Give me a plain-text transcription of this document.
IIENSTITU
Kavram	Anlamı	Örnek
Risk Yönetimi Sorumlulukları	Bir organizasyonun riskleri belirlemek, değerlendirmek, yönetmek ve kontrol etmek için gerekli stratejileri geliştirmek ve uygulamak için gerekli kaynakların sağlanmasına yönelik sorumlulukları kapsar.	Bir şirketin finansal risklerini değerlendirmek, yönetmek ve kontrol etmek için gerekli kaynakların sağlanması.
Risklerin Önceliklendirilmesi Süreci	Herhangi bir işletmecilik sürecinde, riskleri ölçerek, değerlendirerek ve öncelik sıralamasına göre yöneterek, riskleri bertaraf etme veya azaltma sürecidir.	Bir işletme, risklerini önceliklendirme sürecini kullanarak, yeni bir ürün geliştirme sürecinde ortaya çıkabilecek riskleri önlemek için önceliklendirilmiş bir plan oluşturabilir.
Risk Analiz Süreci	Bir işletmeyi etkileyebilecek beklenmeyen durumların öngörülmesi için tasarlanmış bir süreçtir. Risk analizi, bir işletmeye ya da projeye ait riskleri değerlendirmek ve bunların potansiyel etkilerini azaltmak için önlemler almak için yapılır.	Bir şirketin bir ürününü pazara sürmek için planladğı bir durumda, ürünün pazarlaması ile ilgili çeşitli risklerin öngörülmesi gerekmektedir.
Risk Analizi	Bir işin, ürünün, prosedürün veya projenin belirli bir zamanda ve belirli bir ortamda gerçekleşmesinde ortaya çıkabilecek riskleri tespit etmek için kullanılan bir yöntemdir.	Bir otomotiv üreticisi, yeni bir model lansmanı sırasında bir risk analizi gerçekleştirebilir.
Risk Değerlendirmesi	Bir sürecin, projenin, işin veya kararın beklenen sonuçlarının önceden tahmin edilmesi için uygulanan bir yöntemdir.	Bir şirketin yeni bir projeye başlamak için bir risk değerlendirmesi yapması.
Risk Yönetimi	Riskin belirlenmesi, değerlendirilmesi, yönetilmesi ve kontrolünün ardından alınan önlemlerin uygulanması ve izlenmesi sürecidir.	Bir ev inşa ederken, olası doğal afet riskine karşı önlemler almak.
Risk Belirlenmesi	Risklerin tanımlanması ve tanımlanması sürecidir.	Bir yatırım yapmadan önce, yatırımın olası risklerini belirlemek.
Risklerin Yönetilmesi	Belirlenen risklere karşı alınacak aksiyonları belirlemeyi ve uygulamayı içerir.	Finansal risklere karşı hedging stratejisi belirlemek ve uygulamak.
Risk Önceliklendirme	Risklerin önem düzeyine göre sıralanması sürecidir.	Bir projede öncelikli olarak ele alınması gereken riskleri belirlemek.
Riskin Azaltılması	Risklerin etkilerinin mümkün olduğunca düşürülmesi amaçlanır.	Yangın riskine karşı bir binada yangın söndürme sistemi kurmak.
§ §
**WHAT THE EXERCISE ASKS:**
Retype the material in full, character for character.

**SOLUTION BELOW:**
Give me a plain-text transcription of this document.
IIENSTITU
Kavram	Anlamı	Örnek
Risk Yönetimi Sorumlulukları	Bir organizasyonun riskleri belirlemek, değerlendirmek, yönetmek ve kontrol etmek için gerekli stratejileri geliştirmek ve uygulamak için gerekli kaynakların sağlanmasına yönelik sorumlulukları kapsar.	Bir şirketin finansal risklerini değerlendirmek, yönetmek ve kontrol etmek için gerekli kaynakların sağlanması.
Risklerin Önceliklendirilmesi Süreci	Herhangi bir işletmecilik sürecinde, riskleri ölçerek, değerlendirerek ve öncelik sıralamasına göre yöneterek, riskleri bertaraf etme veya azaltma sürecidir.	Bir işletme, risklerini önceliklendirme sürecini kullanarak, yeni bir ürün geliştirme sürecinde ortaya çıkabilecek riskleri önlemek için önceliklendirilmiş bir plan oluşturabilir.
Risk Analiz Süreci	Bir işletmeyi etkileyebilecek beklenmeyen durumların öngörülmesi için tasarlanmış bir süreçtir. Risk analizi, bir işletmeye ya da projeye ait riskleri değerlendirmek ve bunların potansiyel etkilerini azaltmak için önlemler almak için yapılır.	Bir şirketin bir ürününü pazara sürmek için planladğı bir durumda, ürünün pazarlaması ile ilgili çeşitli risklerin öngörülmesi gerekmektedir.
Risk Analizi	Bir işin, ürünün, prosedürün veya projenin belirli bir zamanda ve belirli bir ortamda gerçekleşmesinde ortaya çıkabilecek riskleri tespit etmek için kullanılan bir yöntemdir.	Bir otomotiv üreticisi, yeni bir model lansmanı sırasında bir risk analizi gerçekleştirebilir.
Risk Değerlendirmesi	Bir sürecin, projenin, işin veya kararın beklenen sonuçlarının önceden tahmin edilmesi için uygulanan bir yöntemdir.	Bir şirketin yeni bir projeye başlamak için bir risk değerlendirmesi yapması.
Risk Yönetimi	Riskin belirlenmesi, değerlendirilmesi, yönetilmesi ve kontrolünün ardından alınan önlemlerin uygulanması ve izlenmesi sürecidir.	Bir ev inşa ederken, olası doğal afet riskine karşı önlemler almak.
Risk Belirlenmesi	Risklerin tanımlanması ve tanımlanması sürecidir.	Bir yatırım yapmadan önce, yatırımın olası risklerini belirlemek.
Risklerin Yönetilmesi	Belirlenen risklere karşı alınacak aksiyonları belirlemeyi ve uygulamayı içerir.	Finansal risklere karşı hedging stratejisi belirlemek ve uygulamak.
Risk Önceliklendirme	Risklerin önem düzeyine göre sıralanması sürecidir.	Bir projede öncelikli olarak ele alınması gereken riskleri belirlemek.
Riskin Azaltılması	Risklerin etkilerinin mümkün olduğunca düşürülmesi amaçlanır.	Yangın riskine karşı bir binada yangın söndürme sistemi kurmak.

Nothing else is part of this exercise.